══ READING TEXT

Six Personal Investigations of the Act of Reading:
Caleb J. Ross' Stranger Will
By Pablo D' stair
One of my favourite responses to any question ever belongs to Prince
Hamlet-Polonius inquires what he is reading and he says "Words, words,
words." It strikes me as pure and beautiful, the way a book should be
encountered and experienced-in my most abstract, philosophical ideal a
book would exist as a white cover, title in black, author name in grey,
then the pages with the words-nothing of exterior, a priori influence to
the interaction.
I can count on one hand the pieces of literature (and add in even the
non-literary works) I have had the pleasure of experiencing in such a
vacuum, usually there are some half dozen influences I encounter well
before the first word, usually even more peripheral influence during the
read. Certainly such is the case with Caleb J. Ross' Stranger Will.
"Noir" is one of those wonderful genres in that it so ethereally
avoids exact definition, it's broken into sub-genre, it's fervently
believed to be composed of X by this party of Y by this of Z by some
other. Indeed, it is a genre name I use to mean something very
particular that seldom matches up with anyone else I encounter-it's a
genre I sometimes write in, as well, so my own artistic tendencies (what
I do, not even what I observe in others) creep in to inform my encounter
with anything labeled (or labeling itself) with the word.
Stranger Will does this. And so from the outset, I "knew what it was
I was reading"-or, better put, "knew what the book was telling me it
was". Always a curiosity about genre, the idea of which party sets the
tag to a piece-originator or audience-and whether it is something fluid
or something interchangeable...
But this is not so much what was on my mind when I started the novel.
Genre
What was on my mind, as often is when I read noir, was Roman
Polanksi's film Chinatown-because this film epitomizes how I define the
genre, and moreso it (better or worse for whatever new material I am
encountering) sets the pitch as to whether something is going to be
"good noir" or "bad noir" and only after I make this determination do I,
personally, get my head unstuck enough to consider my direct reaction to
a piece, outside of its arguable connection to a label.
Ross' novel is, to my way of thinking, about the hermetically sealed
atmosphere of an individual-there is a conscious sense about it of
"being a novel", this cannot be denied, an artful stacking of conflict,
representational parties, events which have a sense of inertia to them
built more of progressing a series of prompt/responses than of
suggesting a tangibility in a world "outside of the pages", but these
elements don't overwhelm the humanity right out of the thing.
What do I mean by that?

════

* [OBJECTIVE]:
Condense the paragraph in the essay on reading Stranger Will that begins "'Noir' is one of those wonderful genres" into a short bulleted list that keeps its main facts.

══ DATA LISTING

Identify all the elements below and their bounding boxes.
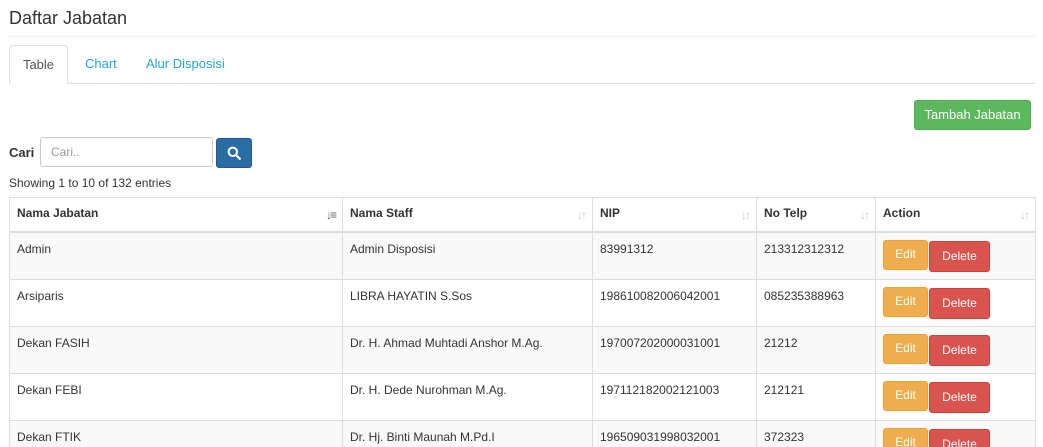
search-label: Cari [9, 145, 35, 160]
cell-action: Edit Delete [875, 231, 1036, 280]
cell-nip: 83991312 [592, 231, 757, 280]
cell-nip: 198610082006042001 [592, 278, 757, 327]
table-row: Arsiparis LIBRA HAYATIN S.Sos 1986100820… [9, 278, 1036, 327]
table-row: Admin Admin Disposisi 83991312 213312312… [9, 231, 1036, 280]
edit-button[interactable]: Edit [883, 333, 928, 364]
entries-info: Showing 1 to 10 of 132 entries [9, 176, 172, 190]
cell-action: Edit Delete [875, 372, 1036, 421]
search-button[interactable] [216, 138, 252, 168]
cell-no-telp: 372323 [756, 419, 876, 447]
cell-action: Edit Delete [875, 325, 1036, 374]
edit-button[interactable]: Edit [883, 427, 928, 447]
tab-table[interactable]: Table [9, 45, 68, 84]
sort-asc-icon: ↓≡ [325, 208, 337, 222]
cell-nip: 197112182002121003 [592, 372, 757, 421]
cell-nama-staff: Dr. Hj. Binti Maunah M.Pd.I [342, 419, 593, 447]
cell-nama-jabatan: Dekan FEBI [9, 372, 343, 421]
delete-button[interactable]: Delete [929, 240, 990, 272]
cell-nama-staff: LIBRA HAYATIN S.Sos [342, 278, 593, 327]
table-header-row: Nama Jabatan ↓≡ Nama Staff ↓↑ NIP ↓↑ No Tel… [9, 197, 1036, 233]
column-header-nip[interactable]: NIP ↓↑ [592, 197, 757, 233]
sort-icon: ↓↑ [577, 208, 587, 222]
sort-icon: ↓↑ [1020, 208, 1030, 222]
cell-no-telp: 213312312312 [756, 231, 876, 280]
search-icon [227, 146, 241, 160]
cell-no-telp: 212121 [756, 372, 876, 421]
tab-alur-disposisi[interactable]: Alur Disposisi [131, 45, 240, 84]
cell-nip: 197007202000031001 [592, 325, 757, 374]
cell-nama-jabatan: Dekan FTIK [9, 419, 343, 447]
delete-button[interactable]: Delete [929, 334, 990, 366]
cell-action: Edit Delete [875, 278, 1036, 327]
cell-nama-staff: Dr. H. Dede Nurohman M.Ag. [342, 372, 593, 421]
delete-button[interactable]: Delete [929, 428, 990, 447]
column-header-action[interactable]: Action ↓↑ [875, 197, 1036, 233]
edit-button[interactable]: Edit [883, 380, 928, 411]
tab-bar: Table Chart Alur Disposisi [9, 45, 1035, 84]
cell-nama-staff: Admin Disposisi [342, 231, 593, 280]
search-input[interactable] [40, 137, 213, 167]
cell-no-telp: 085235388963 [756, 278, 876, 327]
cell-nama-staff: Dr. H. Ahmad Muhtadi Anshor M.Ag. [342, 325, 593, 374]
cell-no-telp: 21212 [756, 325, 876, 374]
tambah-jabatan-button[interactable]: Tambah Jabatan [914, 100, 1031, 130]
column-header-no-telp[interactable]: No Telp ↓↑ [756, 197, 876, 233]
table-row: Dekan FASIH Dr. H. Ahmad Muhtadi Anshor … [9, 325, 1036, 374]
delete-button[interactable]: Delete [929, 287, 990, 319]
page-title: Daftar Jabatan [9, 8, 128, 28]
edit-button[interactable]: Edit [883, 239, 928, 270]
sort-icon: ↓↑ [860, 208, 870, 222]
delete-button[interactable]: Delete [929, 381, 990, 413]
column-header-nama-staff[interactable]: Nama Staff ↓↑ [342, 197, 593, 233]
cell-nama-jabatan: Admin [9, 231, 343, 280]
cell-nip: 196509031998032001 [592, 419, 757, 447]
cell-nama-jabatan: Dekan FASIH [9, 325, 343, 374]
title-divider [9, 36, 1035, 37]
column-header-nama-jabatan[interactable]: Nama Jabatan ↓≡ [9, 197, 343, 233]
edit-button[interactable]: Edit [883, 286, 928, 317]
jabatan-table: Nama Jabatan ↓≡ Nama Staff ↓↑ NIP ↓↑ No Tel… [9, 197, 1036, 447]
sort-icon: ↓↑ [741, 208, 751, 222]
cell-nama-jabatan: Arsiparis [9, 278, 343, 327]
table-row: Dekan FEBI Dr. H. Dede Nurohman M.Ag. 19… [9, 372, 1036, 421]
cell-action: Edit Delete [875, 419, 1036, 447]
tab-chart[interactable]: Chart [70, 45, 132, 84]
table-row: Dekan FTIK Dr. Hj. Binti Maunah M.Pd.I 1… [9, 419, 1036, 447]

════

* [EXPECTED ANSWER]:
- Noir avoids exact definition and is broken into sub-genres.
- Different parties firmly believe it is made up of different things.
- The writer uses the genre name to mean something very particular that seldom matches anyone else's meaning.
- The writer sometimes writes noir, so the writer's own artistic tendencies shape the encounter with anything labeled noir or labeling itself that way.